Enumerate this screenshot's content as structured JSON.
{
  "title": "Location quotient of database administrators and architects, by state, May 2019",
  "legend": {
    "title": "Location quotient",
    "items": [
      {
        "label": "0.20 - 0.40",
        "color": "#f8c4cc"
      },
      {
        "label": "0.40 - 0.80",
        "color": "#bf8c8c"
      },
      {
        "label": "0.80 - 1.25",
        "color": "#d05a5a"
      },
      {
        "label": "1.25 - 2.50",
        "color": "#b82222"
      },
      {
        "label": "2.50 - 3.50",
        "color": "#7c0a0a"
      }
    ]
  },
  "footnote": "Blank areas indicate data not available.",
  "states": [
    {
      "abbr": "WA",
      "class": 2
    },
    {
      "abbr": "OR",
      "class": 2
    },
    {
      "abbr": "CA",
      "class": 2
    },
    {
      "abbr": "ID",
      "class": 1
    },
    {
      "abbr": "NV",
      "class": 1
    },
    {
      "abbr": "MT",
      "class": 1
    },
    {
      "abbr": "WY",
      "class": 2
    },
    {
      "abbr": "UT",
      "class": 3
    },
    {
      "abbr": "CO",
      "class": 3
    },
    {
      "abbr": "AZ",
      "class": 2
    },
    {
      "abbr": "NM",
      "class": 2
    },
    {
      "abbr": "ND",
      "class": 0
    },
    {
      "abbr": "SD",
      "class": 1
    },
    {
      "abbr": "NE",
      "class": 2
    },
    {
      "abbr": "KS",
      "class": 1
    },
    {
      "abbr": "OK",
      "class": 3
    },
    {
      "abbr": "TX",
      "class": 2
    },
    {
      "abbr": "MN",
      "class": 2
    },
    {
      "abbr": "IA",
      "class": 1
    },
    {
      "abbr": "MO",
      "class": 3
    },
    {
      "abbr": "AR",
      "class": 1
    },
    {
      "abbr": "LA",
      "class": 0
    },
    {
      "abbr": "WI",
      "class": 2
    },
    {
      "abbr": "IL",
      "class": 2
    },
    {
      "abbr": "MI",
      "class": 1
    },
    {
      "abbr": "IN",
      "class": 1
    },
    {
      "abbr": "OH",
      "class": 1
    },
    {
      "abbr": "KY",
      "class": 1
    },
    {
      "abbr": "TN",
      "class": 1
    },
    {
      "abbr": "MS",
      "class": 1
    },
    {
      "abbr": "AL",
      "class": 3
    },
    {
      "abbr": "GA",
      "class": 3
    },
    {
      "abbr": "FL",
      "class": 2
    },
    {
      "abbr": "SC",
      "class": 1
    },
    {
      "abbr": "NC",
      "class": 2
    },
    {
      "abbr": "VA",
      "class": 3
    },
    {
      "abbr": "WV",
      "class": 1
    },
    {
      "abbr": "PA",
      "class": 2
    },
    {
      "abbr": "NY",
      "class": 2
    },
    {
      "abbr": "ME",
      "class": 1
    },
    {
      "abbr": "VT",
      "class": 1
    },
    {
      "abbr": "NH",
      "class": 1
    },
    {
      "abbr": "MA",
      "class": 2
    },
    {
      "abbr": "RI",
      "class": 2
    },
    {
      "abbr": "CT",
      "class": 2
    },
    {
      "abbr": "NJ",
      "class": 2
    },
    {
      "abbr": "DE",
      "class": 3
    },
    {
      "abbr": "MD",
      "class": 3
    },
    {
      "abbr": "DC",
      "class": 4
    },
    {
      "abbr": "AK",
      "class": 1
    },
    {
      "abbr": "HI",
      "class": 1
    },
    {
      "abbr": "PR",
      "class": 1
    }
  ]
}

- **Instruction**: Extract all the entries word for word.

- **Completed exercise**:
Enumerate this screenshot's content as structured JSON.
{
  "title": "Location quotient of database administrators and architects, by state, May 2019",
  "legend": {
    "title": "Location quotient",
    "items": [
      {
        "label": "0.20 - 0.40",
        "color": "#f8c4cc"
      },
      {
        "label": "0.40 - 0.80",
        "color": "#bf8c8c"
      },
      {
        "label": "0.80 - 1.25",
        "color": "#d05a5a"
      },
      {
        "label": "1.25 - 2.50",
        "color": "#b82222"
      },
      {
        "label": "2.50 - 3.50",
        "color": "#7c0a0a"
      }
    ]
  },
  "footnote": "Blank areas indicate data not available.",
  "states": [
    {
      "abbr": "WA",
      "class": 2
    },
    {
      "abbr": "OR",
      "class": 2
    },
    {
      "abbr": "CA",
      "class": 2
    },
    {
      "abbr": "ID",
      "class": 1
    },
    {
      "abbr": "NV",
      "class": 1
    },
    {
      "abbr": "MT",
      "class": 1
    },
    {
      "abbr": "WY",
      "class": 2
    },
    {
      "abbr": "UT",
      "class": 3
    },
    {
      "abbr": "CO",
      "class": 3
    },
    {
      "abbr": "AZ",
      "class": 2
    },
    {
      "abbr": "NM",
      "class": 2
    },
    {
      "abbr": "ND",
      "class": 0
    },
    {
      "abbr": "SD",
      "class": 1
    },
    {
      "abbr": "NE",
      "class": 2
    },
    {
      "abbr": "KS",
      "class": 1
    },
    {
      "abbr": "OK",
      "class": 3
    },
    {
      "abbr": "TX",
      "class": 2
    },
    {
      "abbr": "MN",
      "class": 2
    },
    {
      "abbr": "IA",
      "class": 1
    },
    {
      "abbr": "MO",
      "class": 3
    },
    {
      "abbr": "AR",
      "class": 1
    },
    {
      "abbr": "LA",
      "class": 0
    },
    {
      "abbr": "WI",
      "class": 2
    },
    {
      "abbr": "IL",
      "class": 2
    },
    {
      "abbr": "MI",
      "class": 1
    },
    {
      "abbr": "IN",
      "class": 1
    },
    {
      "abbr": "OH",
      "class": 1
    },
    {
      "abbr": "KY",
      "class": 1
    },
    {
      "abbr": "TN",
      "class": 1
    },
    {
      "abbr": "MS",
      "class": 1
    },
    {
      "abbr": "AL",
      "class": 3
    },
    {
      "abbr": "GA",
      "class": 3
    },
    {
      "abbr": "FL",
      "class": 2
    },
    {
      "abbr": "SC",
      "class": 1
    },
    {
      "abbr": "NC",
      "class": 2
    },
    {
      "abbr": "VA",
      "class": 3
    },
    {
      "abbr": "WV",
      "class": 1
    },
    {
      "abbr": "PA",
      "class": 2
    },
    {
      "abbr": "NY",
      "class": 2
    },
    {
      "abbr": "ME",
      "class": 1
    },
    {
      "abbr": "VT",
      "class": 1
    },
    {
      "abbr": "NH",
      "class": 1
    },
    {
      "abbr": "MA",
      "class": 2
    },
    {
      "abbr": "RI",
      "class": 2
    },
    {
      "abbr": "CT",
      "class": 2
    },
    {
      "abbr": "NJ",
      "class": 2
    },
    {
      "abbr": "DE",
      "class": 3
    },
    {
      "abbr": "MD",
      "class": 3
    },
    {
      "abbr": "DC",
      "class": 4
    },
    {
      "abbr": "AK",
      "class": 1
    },
    {
      "abbr": "HI",
      "class": 1
    },
    {
      "abbr": "PR",
      "class": 1
    }
  ]
}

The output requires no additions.